**Work instructions:** From the entries below, gather every line containing the string "JSON".

(Figure record extracts)
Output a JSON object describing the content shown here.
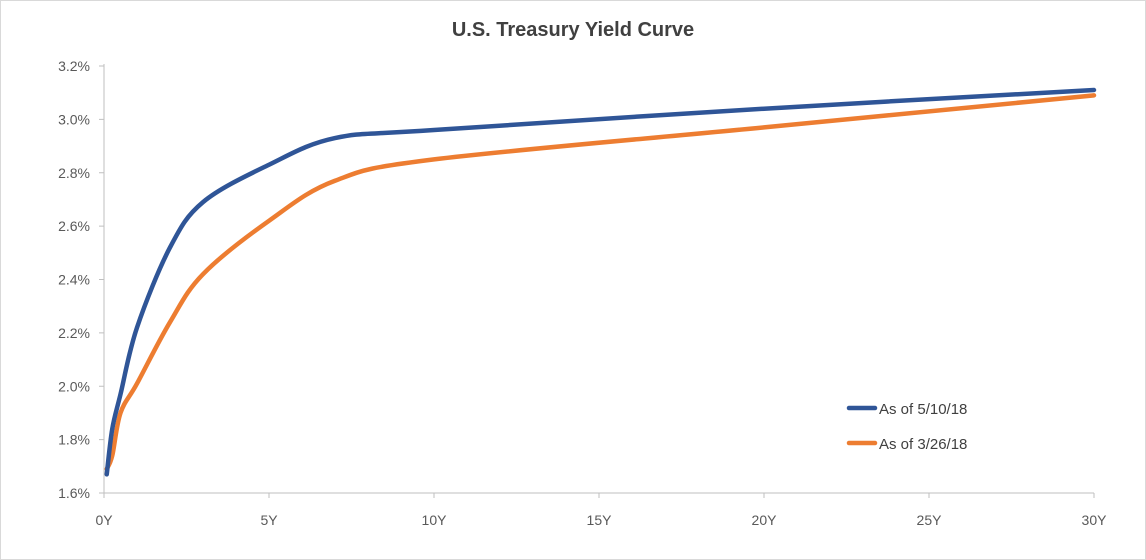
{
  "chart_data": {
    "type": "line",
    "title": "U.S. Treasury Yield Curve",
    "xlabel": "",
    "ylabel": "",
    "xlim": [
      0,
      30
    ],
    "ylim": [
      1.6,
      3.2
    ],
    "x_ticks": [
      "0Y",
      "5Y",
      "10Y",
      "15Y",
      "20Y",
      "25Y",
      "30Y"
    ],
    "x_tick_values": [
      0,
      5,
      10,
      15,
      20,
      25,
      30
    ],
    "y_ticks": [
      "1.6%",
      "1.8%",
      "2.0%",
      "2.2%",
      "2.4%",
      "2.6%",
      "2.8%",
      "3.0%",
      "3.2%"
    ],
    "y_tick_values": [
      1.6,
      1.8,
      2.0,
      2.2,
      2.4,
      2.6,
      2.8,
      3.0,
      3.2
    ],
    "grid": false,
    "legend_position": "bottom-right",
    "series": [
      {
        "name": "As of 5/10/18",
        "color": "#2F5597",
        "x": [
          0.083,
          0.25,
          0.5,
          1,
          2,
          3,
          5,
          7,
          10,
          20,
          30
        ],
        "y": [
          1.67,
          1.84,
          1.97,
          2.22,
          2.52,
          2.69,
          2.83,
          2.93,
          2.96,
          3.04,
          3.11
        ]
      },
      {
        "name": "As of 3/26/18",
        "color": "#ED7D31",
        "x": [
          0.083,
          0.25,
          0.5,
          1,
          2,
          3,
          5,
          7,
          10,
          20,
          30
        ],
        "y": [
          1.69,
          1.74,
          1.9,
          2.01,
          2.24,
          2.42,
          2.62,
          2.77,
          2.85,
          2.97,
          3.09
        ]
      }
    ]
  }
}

* * *

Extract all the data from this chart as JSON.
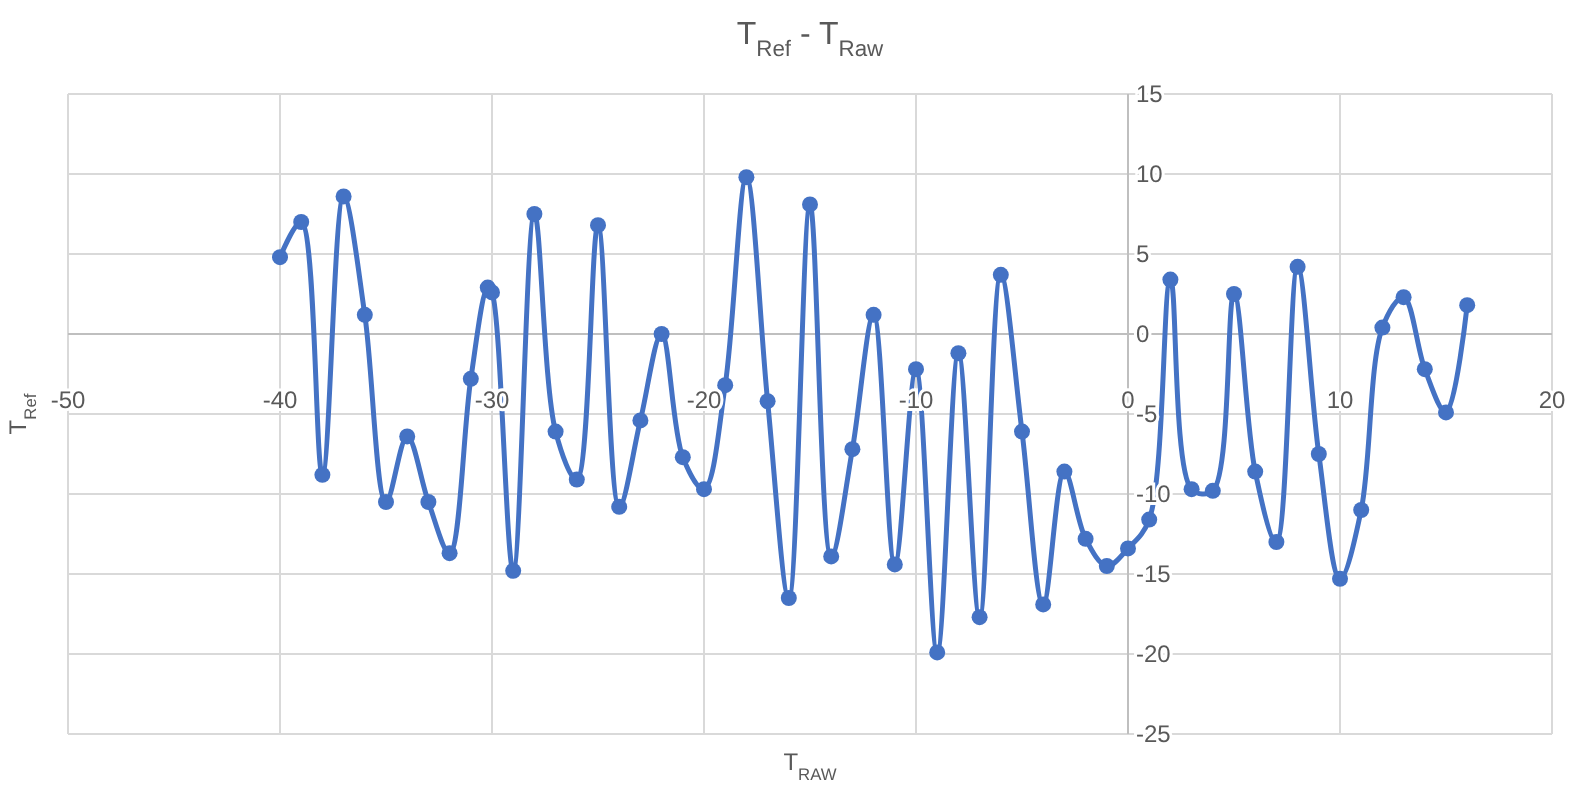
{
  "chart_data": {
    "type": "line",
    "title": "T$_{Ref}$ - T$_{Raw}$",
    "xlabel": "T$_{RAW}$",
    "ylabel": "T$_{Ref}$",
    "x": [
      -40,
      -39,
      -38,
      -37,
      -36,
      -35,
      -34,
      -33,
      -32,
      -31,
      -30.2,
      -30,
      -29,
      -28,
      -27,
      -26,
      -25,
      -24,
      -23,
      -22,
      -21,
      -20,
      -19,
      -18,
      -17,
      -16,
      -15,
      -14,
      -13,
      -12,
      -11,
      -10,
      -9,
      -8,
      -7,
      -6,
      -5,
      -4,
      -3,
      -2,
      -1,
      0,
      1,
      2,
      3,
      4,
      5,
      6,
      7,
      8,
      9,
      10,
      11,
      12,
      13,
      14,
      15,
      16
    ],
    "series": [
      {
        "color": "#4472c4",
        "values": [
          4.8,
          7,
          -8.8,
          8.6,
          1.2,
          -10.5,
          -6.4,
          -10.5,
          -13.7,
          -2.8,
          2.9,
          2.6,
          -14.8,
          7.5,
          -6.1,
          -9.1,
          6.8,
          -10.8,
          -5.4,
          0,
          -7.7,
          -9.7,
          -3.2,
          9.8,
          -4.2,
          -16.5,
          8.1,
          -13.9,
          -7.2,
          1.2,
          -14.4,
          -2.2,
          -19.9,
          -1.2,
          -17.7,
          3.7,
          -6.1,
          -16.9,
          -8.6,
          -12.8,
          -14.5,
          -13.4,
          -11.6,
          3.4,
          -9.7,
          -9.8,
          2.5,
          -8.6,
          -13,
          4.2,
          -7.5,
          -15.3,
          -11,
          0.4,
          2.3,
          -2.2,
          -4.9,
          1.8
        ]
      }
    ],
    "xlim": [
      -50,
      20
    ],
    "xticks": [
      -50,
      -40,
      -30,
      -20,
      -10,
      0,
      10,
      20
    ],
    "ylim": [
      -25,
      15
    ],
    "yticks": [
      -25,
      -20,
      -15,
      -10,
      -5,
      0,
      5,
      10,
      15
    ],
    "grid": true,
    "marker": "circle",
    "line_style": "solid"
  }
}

==

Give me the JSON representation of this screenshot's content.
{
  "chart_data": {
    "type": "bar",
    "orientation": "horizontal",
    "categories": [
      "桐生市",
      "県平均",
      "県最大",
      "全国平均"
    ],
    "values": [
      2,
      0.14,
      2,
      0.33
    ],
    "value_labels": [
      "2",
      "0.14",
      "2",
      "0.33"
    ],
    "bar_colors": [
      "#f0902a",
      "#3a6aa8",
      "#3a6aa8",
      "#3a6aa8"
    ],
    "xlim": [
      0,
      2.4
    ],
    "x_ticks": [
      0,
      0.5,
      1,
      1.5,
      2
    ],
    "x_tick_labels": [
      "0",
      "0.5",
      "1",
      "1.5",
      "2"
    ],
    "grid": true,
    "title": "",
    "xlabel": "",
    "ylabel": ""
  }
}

**Written response:**
Output a JSON object describing the content shown here.
Extract all the data from this chart as JSON.
Give me the JSON representation of this screenshot's content.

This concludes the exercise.